What you have to do
Each line of the material below that holds the word "name" needs to be copied.

[Start Excerpted data]

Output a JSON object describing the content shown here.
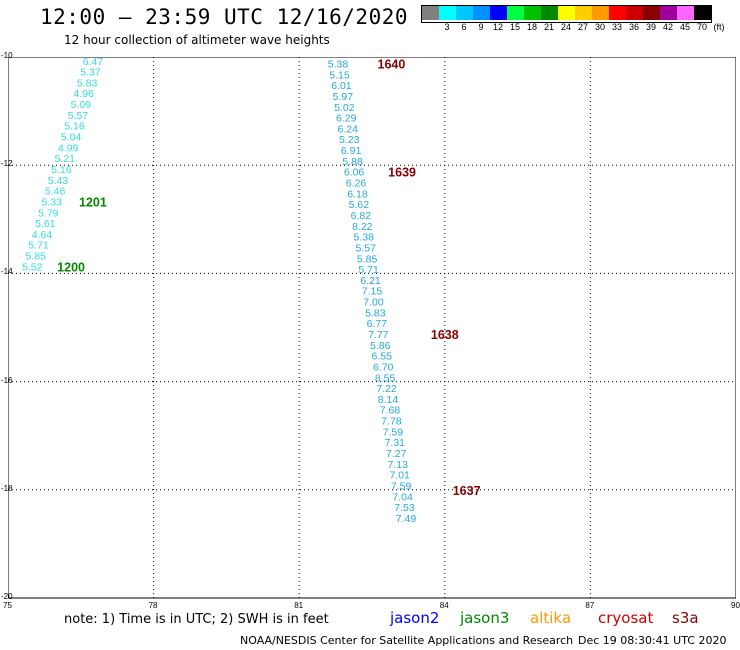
{
  "header": {
    "title": "12:00 – 23:59 UTC 12/16/2020",
    "subtitle": "12 hour collection of altimeter wave heights"
  },
  "legend": {
    "unit": "(ft)",
    "items": [
      {
        "color": "#808080",
        "label": ""
      },
      {
        "color": "#00ffff",
        "label": "3"
      },
      {
        "color": "#00c8ff",
        "label": "6"
      },
      {
        "color": "#0090ff",
        "label": "9"
      },
      {
        "color": "#0000ff",
        "label": "12"
      },
      {
        "color": "#00ff40",
        "label": "15"
      },
      {
        "color": "#00c000",
        "label": "18"
      },
      {
        "color": "#008800",
        "label": "21"
      },
      {
        "color": "#ffff00",
        "label": "24"
      },
      {
        "color": "#ffcc00",
        "label": "27"
      },
      {
        "color": "#ff9900",
        "label": "30"
      },
      {
        "color": "#ff0000",
        "label": "33"
      },
      {
        "color": "#cc0000",
        "label": "36"
      },
      {
        "color": "#880000",
        "label": "39"
      },
      {
        "color": "#a000a0",
        "label": "42"
      },
      {
        "color": "#ff66ff",
        "label": "45"
      },
      {
        "color": "#000000",
        "label": "70"
      }
    ]
  },
  "map": {
    "lon_range": [
      75,
      90
    ],
    "lat_range": [
      -10,
      -20
    ],
    "lon_ticks": [
      "75",
      "78",
      "81",
      "84",
      "87",
      "90"
    ],
    "lat_ticks": [
      "-10",
      "-12",
      "-14",
      "-16",
      "-18",
      "-20"
    ],
    "track_west": {
      "color": "#33dddd",
      "points": [
        {
          "lon": 76.75,
          "lat": -10.07,
          "v": "6.47"
        },
        {
          "lon": 76.7,
          "lat": -10.27,
          "v": "5.37"
        },
        {
          "lon": 76.63,
          "lat": -10.47,
          "v": "5.83"
        },
        {
          "lon": 76.56,
          "lat": -10.67,
          "v": "4.96"
        },
        {
          "lon": 76.5,
          "lat": -10.87,
          "v": "5.09"
        },
        {
          "lon": 76.44,
          "lat": -11.07,
          "v": "5.57"
        },
        {
          "lon": 76.37,
          "lat": -11.27,
          "v": "5.16"
        },
        {
          "lon": 76.3,
          "lat": -11.47,
          "v": "5.04"
        },
        {
          "lon": 76.24,
          "lat": -11.67,
          "v": "4.99"
        },
        {
          "lon": 76.17,
          "lat": -11.87,
          "v": "5.21"
        },
        {
          "lon": 76.1,
          "lat": -12.07,
          "v": "5.16"
        },
        {
          "lon": 76.03,
          "lat": -12.27,
          "v": "5.43"
        },
        {
          "lon": 75.97,
          "lat": -12.47,
          "v": "5.46"
        },
        {
          "lon": 75.9,
          "lat": -12.67,
          "v": "5.33"
        },
        {
          "lon": 75.83,
          "lat": -12.87,
          "v": "5.79"
        },
        {
          "lon": 75.77,
          "lat": -13.07,
          "v": "5.61"
        },
        {
          "lon": 75.7,
          "lat": -13.27,
          "v": "4.64"
        },
        {
          "lon": 75.63,
          "lat": -13.47,
          "v": "5.71"
        },
        {
          "lon": 75.57,
          "lat": -13.67,
          "v": "5.85"
        },
        {
          "lon": 75.5,
          "lat": -13.87,
          "v": "5.52"
        }
      ],
      "times": [
        {
          "lon": 76.75,
          "lat": -12.67,
          "label": "1201",
          "color": "#008800"
        },
        {
          "lon": 76.3,
          "lat": -13.87,
          "label": "1200",
          "color": "#008800"
        }
      ]
    },
    "track_east": {
      "color": "#22aadd",
      "points": [
        {
          "lon": 81.8,
          "lat": -10.12,
          "v": "5.38"
        },
        {
          "lon": 81.83,
          "lat": -10.32,
          "v": "5.15"
        },
        {
          "lon": 81.87,
          "lat": -10.52,
          "v": "6.01"
        },
        {
          "lon": 81.9,
          "lat": -10.72,
          "v": "5.97"
        },
        {
          "lon": 81.93,
          "lat": -10.92,
          "v": "5.02"
        },
        {
          "lon": 81.97,
          "lat": -11.12,
          "v": "6.29"
        },
        {
          "lon": 82.0,
          "lat": -11.32,
          "v": "6.24"
        },
        {
          "lon": 82.03,
          "lat": -11.52,
          "v": "5.23"
        },
        {
          "lon": 82.07,
          "lat": -11.72,
          "v": "6.91"
        },
        {
          "lon": 82.1,
          "lat": -11.92,
          "v": "5.88"
        },
        {
          "lon": 82.13,
          "lat": -12.12,
          "v": "6.06"
        },
        {
          "lon": 82.17,
          "lat": -12.32,
          "v": "6.26"
        },
        {
          "lon": 82.2,
          "lat": -12.52,
          "v": "6.18"
        },
        {
          "lon": 82.23,
          "lat": -12.72,
          "v": "5.62"
        },
        {
          "lon": 82.27,
          "lat": -12.92,
          "v": "6.82"
        },
        {
          "lon": 82.3,
          "lat": -13.12,
          "v": "8.22"
        },
        {
          "lon": 82.33,
          "lat": -13.32,
          "v": "5.38"
        },
        {
          "lon": 82.37,
          "lat": -13.52,
          "v": "5.57"
        },
        {
          "lon": 82.4,
          "lat": -13.72,
          "v": "5.85"
        },
        {
          "lon": 82.43,
          "lat": -13.92,
          "v": "5.71"
        },
        {
          "lon": 82.47,
          "lat": -14.12,
          "v": "6.21"
        },
        {
          "lon": 82.5,
          "lat": -14.32,
          "v": "7.15"
        },
        {
          "lon": 82.53,
          "lat": -14.52,
          "v": "7.00"
        },
        {
          "lon": 82.57,
          "lat": -14.72,
          "v": "5.83"
        },
        {
          "lon": 82.6,
          "lat": -14.92,
          "v": "6.77"
        },
        {
          "lon": 82.63,
          "lat": -15.12,
          "v": "7.77"
        },
        {
          "lon": 82.67,
          "lat": -15.32,
          "v": "5.86"
        },
        {
          "lon": 82.7,
          "lat": -15.52,
          "v": "6.55"
        },
        {
          "lon": 82.73,
          "lat": -15.72,
          "v": "6.70"
        },
        {
          "lon": 82.77,
          "lat": -15.92,
          "v": "8.55"
        },
        {
          "lon": 82.8,
          "lat": -16.12,
          "v": "7.22"
        },
        {
          "lon": 82.83,
          "lat": -16.32,
          "v": "8.14"
        },
        {
          "lon": 82.87,
          "lat": -16.52,
          "v": "7.68"
        },
        {
          "lon": 82.9,
          "lat": -16.72,
          "v": "7.78"
        },
        {
          "lon": 82.93,
          "lat": -16.92,
          "v": "7.59"
        },
        {
          "lon": 82.97,
          "lat": -17.12,
          "v": "7.31"
        },
        {
          "lon": 83.0,
          "lat": -17.32,
          "v": "7.27"
        },
        {
          "lon": 83.03,
          "lat": -17.52,
          "v": "7.13"
        },
        {
          "lon": 83.07,
          "lat": -17.72,
          "v": "7.01"
        },
        {
          "lon": 83.1,
          "lat": -17.92,
          "v": "7.59"
        },
        {
          "lon": 83.13,
          "lat": -18.12,
          "v": "7.04"
        },
        {
          "lon": 83.17,
          "lat": -18.32,
          "v": "7.53"
        },
        {
          "lon": 83.2,
          "lat": -18.52,
          "v": "7.49"
        }
      ],
      "times": [
        {
          "lon": 82.9,
          "lat": -10.12,
          "label": "1640",
          "color": "#880000"
        },
        {
          "lon": 83.12,
          "lat": -12.12,
          "label": "1639",
          "color": "#880000"
        },
        {
          "lon": 84.0,
          "lat": -15.12,
          "label": "1638",
          "color": "#880000"
        },
        {
          "lon": 84.45,
          "lat": -18.0,
          "label": "1637",
          "color": "#880000"
        }
      ]
    }
  },
  "footer": {
    "note": "note: 1) Time is in UTC; 2) SWH is in feet",
    "satellites": [
      {
        "name": "jason2",
        "color": "#0000ff"
      },
      {
        "name": "jason3",
        "color": "#008800"
      },
      {
        "name": "altika",
        "color": "#ff9900"
      },
      {
        "name": "cryosat",
        "color": "#cc0000"
      },
      {
        "name": "s3a",
        "color": "#880000"
      }
    ],
    "credit": "NOAA/NESDIS Center for Satellite Applications and Research",
    "timestamp": "Dec 19 08:30:41 UTC 2020"
  }
}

[End Excerpted data]

Answer to this exercise
        "name": "jason2",
        "name": "jason3",
        "name": "altika",
        "name": "cryosat",
        "name": "s3a",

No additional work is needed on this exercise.